*Goal of the exercise*:
Write out the whole listing again, exactly.

○ ○ ○

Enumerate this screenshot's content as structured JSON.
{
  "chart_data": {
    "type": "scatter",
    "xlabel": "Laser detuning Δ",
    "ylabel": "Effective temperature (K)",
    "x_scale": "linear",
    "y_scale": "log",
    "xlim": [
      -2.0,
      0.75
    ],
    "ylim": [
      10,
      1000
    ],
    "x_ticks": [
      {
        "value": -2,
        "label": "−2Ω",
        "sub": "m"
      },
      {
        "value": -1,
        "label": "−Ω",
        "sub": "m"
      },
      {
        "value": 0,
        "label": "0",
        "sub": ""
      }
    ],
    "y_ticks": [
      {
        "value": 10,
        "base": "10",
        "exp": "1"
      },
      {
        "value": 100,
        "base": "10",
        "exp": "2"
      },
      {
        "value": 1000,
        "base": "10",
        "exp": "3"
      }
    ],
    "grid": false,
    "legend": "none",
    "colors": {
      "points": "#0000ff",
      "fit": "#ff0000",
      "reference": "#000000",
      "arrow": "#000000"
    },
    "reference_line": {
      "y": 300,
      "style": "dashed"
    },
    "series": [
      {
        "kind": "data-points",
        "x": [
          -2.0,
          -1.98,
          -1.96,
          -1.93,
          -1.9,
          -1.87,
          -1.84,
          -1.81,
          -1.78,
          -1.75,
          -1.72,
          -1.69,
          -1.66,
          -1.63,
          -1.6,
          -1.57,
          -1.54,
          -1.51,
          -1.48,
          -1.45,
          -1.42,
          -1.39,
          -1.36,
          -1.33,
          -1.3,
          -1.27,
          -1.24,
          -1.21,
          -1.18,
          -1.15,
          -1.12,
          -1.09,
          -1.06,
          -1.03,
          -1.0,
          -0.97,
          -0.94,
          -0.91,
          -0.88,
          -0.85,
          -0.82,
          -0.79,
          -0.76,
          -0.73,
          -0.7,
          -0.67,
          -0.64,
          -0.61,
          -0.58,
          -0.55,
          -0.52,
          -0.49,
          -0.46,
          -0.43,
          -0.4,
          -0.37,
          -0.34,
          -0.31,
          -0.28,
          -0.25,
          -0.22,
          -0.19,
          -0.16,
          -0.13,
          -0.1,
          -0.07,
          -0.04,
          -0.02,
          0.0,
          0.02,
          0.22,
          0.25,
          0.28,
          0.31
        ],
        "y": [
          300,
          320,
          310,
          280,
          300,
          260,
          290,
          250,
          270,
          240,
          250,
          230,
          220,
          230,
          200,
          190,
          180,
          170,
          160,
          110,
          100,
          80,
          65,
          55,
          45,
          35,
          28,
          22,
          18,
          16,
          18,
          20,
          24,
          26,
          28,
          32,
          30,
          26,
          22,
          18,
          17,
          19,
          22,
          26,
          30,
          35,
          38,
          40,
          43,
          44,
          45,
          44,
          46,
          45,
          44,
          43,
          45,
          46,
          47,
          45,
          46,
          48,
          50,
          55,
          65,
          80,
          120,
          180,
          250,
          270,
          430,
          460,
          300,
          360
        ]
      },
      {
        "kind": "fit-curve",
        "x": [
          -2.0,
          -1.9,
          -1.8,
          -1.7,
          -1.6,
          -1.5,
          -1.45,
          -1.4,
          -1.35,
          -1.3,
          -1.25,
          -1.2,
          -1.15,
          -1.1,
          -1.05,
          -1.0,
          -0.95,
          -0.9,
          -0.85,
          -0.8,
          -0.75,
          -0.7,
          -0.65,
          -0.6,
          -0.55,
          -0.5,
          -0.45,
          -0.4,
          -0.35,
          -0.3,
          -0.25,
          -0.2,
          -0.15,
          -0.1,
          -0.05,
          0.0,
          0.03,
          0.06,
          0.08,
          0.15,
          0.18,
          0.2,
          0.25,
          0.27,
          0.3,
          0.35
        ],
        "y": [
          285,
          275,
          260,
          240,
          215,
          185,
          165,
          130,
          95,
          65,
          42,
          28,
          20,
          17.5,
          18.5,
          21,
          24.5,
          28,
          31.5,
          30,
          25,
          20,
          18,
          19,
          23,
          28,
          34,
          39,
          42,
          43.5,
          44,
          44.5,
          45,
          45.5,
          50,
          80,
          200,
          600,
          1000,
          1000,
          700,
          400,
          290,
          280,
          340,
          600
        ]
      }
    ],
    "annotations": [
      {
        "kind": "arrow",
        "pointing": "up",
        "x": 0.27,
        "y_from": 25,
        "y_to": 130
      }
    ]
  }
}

○ ○ ○

*Answer*:
Enumerate this screenshot's content as structured JSON.
{
  "chart_data": {
    "type": "scatter",
    "xlabel": "Laser detuning Δ",
    "ylabel": "Effective temperature (K)",
    "x_scale": "linear",
    "y_scale": "log",
    "xlim": [
      -2.0,
      0.75
    ],
    "ylim": [
      10,
      1000
    ],
    "x_ticks": [
      {
        "value": -2,
        "label": "−2Ω",
        "sub": "m"
      },
      {
        "value": -1,
        "label": "−Ω",
        "sub": "m"
      },
      {
        "value": 0,
        "label": "0",
        "sub": ""
      }
    ],
    "y_ticks": [
      {
        "value": 10,
        "base": "10",
        "exp": "1"
      },
      {
        "value": 100,
        "base": "10",
        "exp": "2"
      },
      {
        "value": 1000,
        "base": "10",
        "exp": "3"
      }
    ],
    "grid": false,
    "legend": "none",
    "colors": {
      "points": "#0000ff",
      "fit": "#ff0000",
      "reference": "#000000",
      "arrow": "#000000"
    },
    "reference_line": {
      "y": 300,
      "style": "dashed"
    },
    "series": [
      {
        "kind": "data-points",
        "x": [
          -2.0,
          -1.98,
          -1.96,
          -1.93,
          -1.9,
          -1.87,
          -1.84,
          -1.81,
          -1.78,
          -1.75,
          -1.72,
          -1.69,
          -1.66,
          -1.63,
          -1.6,
          -1.57,
          -1.54,
          -1.51,
          -1.48,
          -1.45,
          -1.42,
          -1.39,
          -1.36,
          -1.33,
          -1.3,
          -1.27,
          -1.24,
          -1.21,
          -1.18,
          -1.15,
          -1.12,
          -1.09,
          -1.06,
          -1.03,
          -1.0,
          -0.97,
          -0.94,
          -0.91,
          -0.88,
          -0.85,
          -0.82,
          -0.79,
          -0.76,
          -0.73,
          -0.7,
          -0.67,
          -0.64,
          -0.61,
          -0.58,
          -0.55,
          -0.52,
          -0.49,
          -0.46,
          -0.43,
          -0.4,
          -0.37,
          -0.34,
          -0.31,
          -0.28,
          -0.25,
          -0.22,
          -0.19,
          -0.16,
          -0.13,
          -0.1,
          -0.07,
          -0.04,
          -0.02,
          0.0,
          0.02,
          0.22,
          0.25,
          0.28,
          0.31
        ],
        "y": [
          300,
          320,
          310,
          280,
          300,
          260,
          290,
          250,
          270,
          240,
          250,
          230,
          220,
          230,
          200,
          190,
          180,
          170,
          160,
          110,
          100,
          80,
          65,
          55,
          45,
          35,
          28,
          22,
          18,
          16,
          18,
          20,
          24,
          26,
          28,
          32,
          30,
          26,
          22,
          18,
          17,
          19,
          22,
          26,
          30,
          35,
          38,
          40,
          43,
          44,
          45,
          44,
          46,
          45,
          44,
          43,
          45,
          46,
          47,
          45,
          46,
          48,
          50,
          55,
          65,
          80,
          120,
          180,
          250,
          270,
          430,
          460,
          300,
          360
        ]
      },
      {
        "kind": "fit-curve",
        "x": [
          -2.0,
          -1.9,
          -1.8,
          -1.7,
          -1.6,
          -1.5,
          -1.45,
          -1.4,
          -1.35,
          -1.3,
          -1.25,
          -1.2,
          -1.15,
          -1.1,
          -1.05,
          -1.0,
          -0.95,
          -0.9,
          -0.85,
          -0.8,
          -0.75,
          -0.7,
          -0.65,
          -0.6,
          -0.55,
          -0.5,
          -0.45,
          -0.4,
          -0.35,
          -0.3,
          -0.25,
          -0.2,
          -0.15,
          -0.1,
          -0.05,
          0.0,
          0.03,
          0.06,
          0.08,
          0.15,
          0.18,
          0.2,
          0.25,
          0.27,
          0.3,
          0.35
        ],
        "y": [
          285,
          275,
          260,
          240,
          215,
          185,
          165,
          130,
          95,
          65,
          42,
          28,
          20,
          17.5,
          18.5,
          21,
          24.5,
          28,
          31.5,
          30,
          25,
          20,
          18,
          19,
          23,
          28,
          34,
          39,
          42,
          43.5,
          44,
          44.5,
          45,
          45.5,
          50,
          80,
          200,
          600,
          1000,
          1000,
          700,
          400,
          290,
          280,
          340,
          600
        ]
      }
    ],
    "annotations": [
      {
        "kind": "arrow",
        "pointing": "up",
        "x": 0.27,
        "y_from": 25,
        "y_to": 130
      }
    ]
  }
}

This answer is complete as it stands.